_Challenge_
Pick out all lines in the listing holding the string "Kapazitäten" and copy them.

_Records_

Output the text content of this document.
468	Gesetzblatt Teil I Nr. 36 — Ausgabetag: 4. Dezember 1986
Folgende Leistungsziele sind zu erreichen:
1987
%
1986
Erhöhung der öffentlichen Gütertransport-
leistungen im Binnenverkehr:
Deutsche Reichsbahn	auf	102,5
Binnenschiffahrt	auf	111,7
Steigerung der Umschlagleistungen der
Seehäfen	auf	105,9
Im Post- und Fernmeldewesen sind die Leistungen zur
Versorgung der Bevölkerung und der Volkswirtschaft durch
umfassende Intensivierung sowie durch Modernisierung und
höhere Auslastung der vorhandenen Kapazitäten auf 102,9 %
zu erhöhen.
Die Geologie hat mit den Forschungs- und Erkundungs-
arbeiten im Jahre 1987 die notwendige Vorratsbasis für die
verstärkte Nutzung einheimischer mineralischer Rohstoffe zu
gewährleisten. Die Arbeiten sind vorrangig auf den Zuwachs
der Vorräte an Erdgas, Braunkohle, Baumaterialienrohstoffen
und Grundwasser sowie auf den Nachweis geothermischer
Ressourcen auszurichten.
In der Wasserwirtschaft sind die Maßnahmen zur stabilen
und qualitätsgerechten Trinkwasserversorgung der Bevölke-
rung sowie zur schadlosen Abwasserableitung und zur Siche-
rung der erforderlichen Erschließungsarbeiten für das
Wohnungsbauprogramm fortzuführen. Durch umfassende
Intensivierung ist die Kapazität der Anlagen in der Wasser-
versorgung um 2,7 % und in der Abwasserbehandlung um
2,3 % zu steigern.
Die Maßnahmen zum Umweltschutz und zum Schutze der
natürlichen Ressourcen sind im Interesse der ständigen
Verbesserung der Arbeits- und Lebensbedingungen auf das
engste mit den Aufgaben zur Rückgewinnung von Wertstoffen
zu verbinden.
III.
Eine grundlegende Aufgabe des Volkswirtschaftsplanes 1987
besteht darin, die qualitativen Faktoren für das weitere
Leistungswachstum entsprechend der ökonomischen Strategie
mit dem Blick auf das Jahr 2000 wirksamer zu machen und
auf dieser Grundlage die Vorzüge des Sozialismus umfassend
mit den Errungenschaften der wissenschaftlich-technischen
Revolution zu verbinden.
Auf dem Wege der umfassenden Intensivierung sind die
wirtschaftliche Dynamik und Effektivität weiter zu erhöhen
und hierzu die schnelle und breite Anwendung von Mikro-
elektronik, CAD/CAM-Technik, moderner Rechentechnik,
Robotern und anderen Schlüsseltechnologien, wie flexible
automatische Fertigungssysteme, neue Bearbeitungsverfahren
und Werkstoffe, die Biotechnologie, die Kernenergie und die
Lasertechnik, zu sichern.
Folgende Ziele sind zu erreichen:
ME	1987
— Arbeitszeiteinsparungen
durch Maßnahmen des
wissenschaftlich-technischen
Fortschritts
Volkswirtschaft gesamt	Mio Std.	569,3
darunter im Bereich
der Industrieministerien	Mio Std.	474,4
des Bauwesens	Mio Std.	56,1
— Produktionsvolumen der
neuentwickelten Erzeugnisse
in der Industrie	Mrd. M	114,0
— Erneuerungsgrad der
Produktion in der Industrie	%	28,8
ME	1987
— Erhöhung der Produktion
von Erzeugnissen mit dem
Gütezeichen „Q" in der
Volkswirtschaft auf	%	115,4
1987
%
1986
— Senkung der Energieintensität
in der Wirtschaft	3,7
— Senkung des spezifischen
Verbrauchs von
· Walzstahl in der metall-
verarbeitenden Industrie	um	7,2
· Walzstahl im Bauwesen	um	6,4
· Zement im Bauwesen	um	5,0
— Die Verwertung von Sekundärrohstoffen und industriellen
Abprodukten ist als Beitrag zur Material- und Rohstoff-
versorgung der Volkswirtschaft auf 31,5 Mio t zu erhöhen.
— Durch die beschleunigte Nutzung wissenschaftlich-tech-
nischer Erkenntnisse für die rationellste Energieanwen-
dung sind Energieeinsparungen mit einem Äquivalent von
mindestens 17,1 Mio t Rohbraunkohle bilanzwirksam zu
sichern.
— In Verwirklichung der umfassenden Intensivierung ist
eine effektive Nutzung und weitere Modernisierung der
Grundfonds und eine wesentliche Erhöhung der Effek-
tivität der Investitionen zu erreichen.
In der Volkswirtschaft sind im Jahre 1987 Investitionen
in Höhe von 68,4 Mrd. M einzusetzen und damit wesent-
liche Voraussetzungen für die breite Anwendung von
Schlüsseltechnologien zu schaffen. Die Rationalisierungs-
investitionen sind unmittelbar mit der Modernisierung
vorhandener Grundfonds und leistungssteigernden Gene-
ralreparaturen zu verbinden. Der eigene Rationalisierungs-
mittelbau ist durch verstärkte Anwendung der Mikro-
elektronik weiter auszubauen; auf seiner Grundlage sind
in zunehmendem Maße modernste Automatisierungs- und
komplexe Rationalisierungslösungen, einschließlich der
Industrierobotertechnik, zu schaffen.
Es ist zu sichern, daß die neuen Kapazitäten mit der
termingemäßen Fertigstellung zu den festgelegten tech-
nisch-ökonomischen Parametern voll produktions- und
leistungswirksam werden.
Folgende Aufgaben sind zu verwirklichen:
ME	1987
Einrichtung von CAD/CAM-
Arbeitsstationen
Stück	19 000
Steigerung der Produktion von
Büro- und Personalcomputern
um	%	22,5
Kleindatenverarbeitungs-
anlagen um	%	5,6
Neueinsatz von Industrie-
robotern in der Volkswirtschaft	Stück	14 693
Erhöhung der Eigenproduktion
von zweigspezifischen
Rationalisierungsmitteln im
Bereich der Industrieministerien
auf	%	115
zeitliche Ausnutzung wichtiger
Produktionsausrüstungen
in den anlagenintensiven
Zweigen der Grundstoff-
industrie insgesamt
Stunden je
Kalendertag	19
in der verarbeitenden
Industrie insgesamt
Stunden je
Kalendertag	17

_Result below_
höhere Auslastung der vorhandenen Kapazitäten auf 102,9 %
Es ist zu sichern, daß die neuen Kapazitäten mit der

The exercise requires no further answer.